Every line that holds "JSON" should be shown.

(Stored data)
>>>>>

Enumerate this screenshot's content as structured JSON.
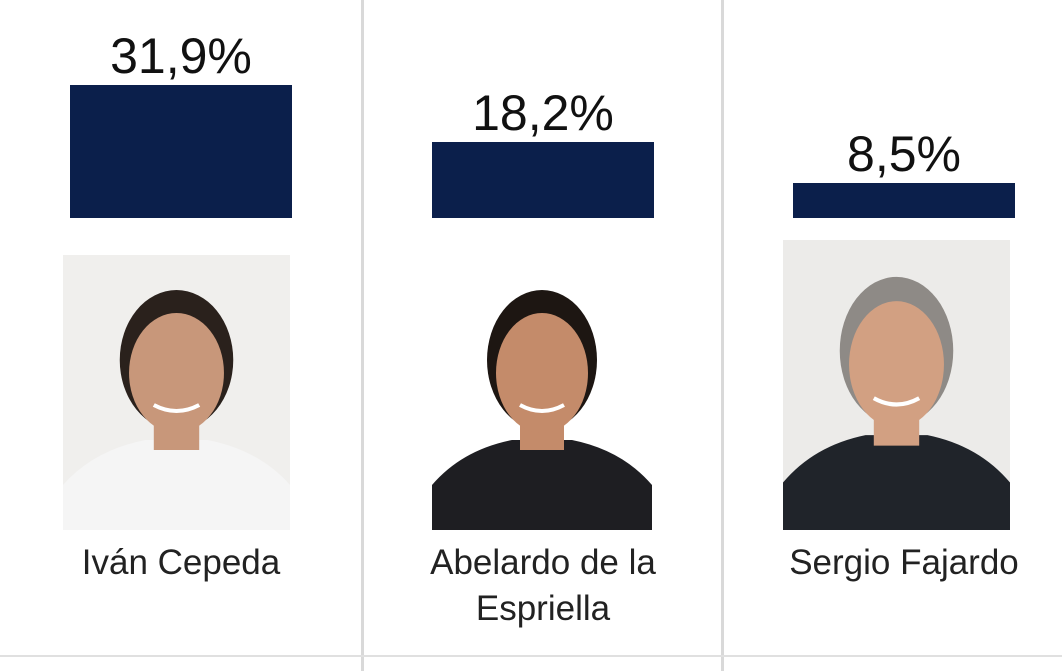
{
  "chart_data": {
    "type": "bar",
    "categories": [
      "Iván Cepeda",
      "Abelardo de la Espriella",
      "Sergio Fajardo"
    ],
    "values": [
      31.9,
      18.2,
      8.5
    ],
    "value_labels": [
      "31,9%",
      "18,2%",
      "8,5%"
    ],
    "bar_color": "#0b1f4b",
    "title": "",
    "xlabel": "",
    "ylabel": ""
  },
  "candidates": [
    {
      "name": "Iván Cepeda",
      "photo_icon": "person-photo",
      "bg": "#f0efed",
      "skin": "#c8977a",
      "hair": "#2a211c",
      "shirt": "#f5f5f5"
    },
    {
      "name": "Abelardo de la Espriella",
      "photo_icon": "person-photo",
      "bg": "#ffffff",
      "skin": "#c48b6a",
      "hair": "#1d1612",
      "shirt": "#1e1e22"
    },
    {
      "name": "Sergio Fajardo",
      "photo_icon": "person-photo",
      "bg": "#ecebe9",
      "skin": "#d2a082",
      "hair": "#8e8a86",
      "shirt": "#20242a"
    }
  ]
}
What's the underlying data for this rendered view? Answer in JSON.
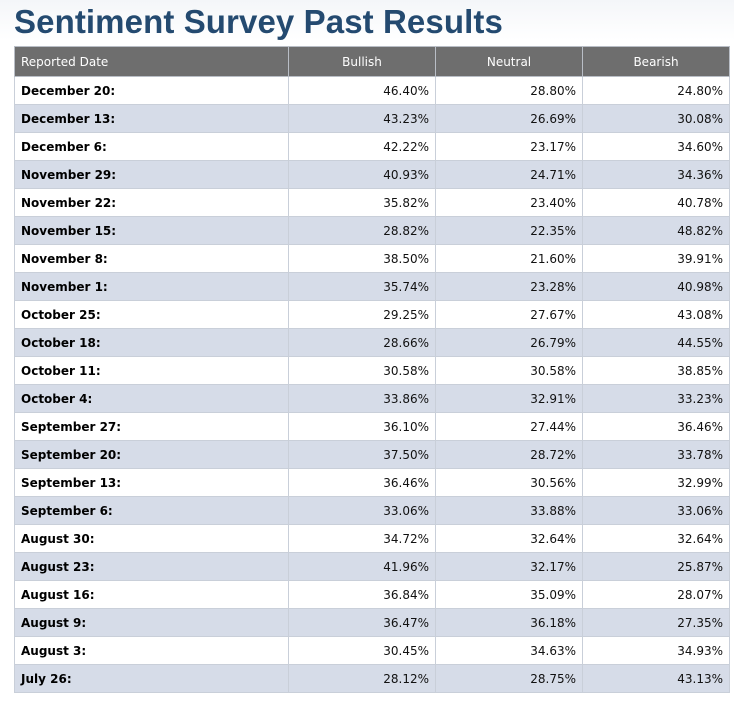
{
  "page": {
    "title": "Sentiment Survey Past Results"
  },
  "table": {
    "headers": {
      "date": "Reported Date",
      "bullish": "Bullish",
      "neutral": "Neutral",
      "bearish": "Bearish"
    },
    "rows": [
      {
        "date": "December 20:",
        "bullish": "46.40%",
        "neutral": "28.80%",
        "bearish": "24.80%"
      },
      {
        "date": "December 13:",
        "bullish": "43.23%",
        "neutral": "26.69%",
        "bearish": "30.08%"
      },
      {
        "date": "December 6:",
        "bullish": "42.22%",
        "neutral": "23.17%",
        "bearish": "34.60%"
      },
      {
        "date": "November 29:",
        "bullish": "40.93%",
        "neutral": "24.71%",
        "bearish": "34.36%"
      },
      {
        "date": "November 22:",
        "bullish": "35.82%",
        "neutral": "23.40%",
        "bearish": "40.78%"
      },
      {
        "date": "November 15:",
        "bullish": "28.82%",
        "neutral": "22.35%",
        "bearish": "48.82%"
      },
      {
        "date": "November 8:",
        "bullish": "38.50%",
        "neutral": "21.60%",
        "bearish": "39.91%"
      },
      {
        "date": "November 1:",
        "bullish": "35.74%",
        "neutral": "23.28%",
        "bearish": "40.98%"
      },
      {
        "date": "October 25:",
        "bullish": "29.25%",
        "neutral": "27.67%",
        "bearish": "43.08%"
      },
      {
        "date": "October 18:",
        "bullish": "28.66%",
        "neutral": "26.79%",
        "bearish": "44.55%"
      },
      {
        "date": "October 11:",
        "bullish": "30.58%",
        "neutral": "30.58%",
        "bearish": "38.85%"
      },
      {
        "date": "October 4:",
        "bullish": "33.86%",
        "neutral": "32.91%",
        "bearish": "33.23%"
      },
      {
        "date": "September 27:",
        "bullish": "36.10%",
        "neutral": "27.44%",
        "bearish": "36.46%"
      },
      {
        "date": "September 20:",
        "bullish": "37.50%",
        "neutral": "28.72%",
        "bearish": "33.78%"
      },
      {
        "date": "September 13:",
        "bullish": "36.46%",
        "neutral": "30.56%",
        "bearish": "32.99%"
      },
      {
        "date": "September 6:",
        "bullish": "33.06%",
        "neutral": "33.88%",
        "bearish": "33.06%"
      },
      {
        "date": "August 30:",
        "bullish": "34.72%",
        "neutral": "32.64%",
        "bearish": "32.64%"
      },
      {
        "date": "August 23:",
        "bullish": "41.96%",
        "neutral": "32.17%",
        "bearish": "25.87%"
      },
      {
        "date": "August 16:",
        "bullish": "36.84%",
        "neutral": "35.09%",
        "bearish": "28.07%"
      },
      {
        "date": "August 9:",
        "bullish": "36.47%",
        "neutral": "36.18%",
        "bearish": "27.35%"
      },
      {
        "date": "August 3:",
        "bullish": "30.45%",
        "neutral": "34.63%",
        "bearish": "34.93%"
      },
      {
        "date": "July 26:",
        "bullish": "28.12%",
        "neutral": "28.75%",
        "bearish": "43.13%"
      }
    ]
  },
  "colors": {
    "title": "#244a70",
    "header_bg": "#6e6e6e",
    "header_text": "#ffffff",
    "row_alt_bg": "#d6dce8",
    "row_bg": "#ffffff",
    "grid": "#c9cfd9"
  }
}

<<<<<

*RESPONSE BELOW*
Enumerate this screenshot's content as structured JSON.
What's the underlying data for this rendered view? Answer in JSON.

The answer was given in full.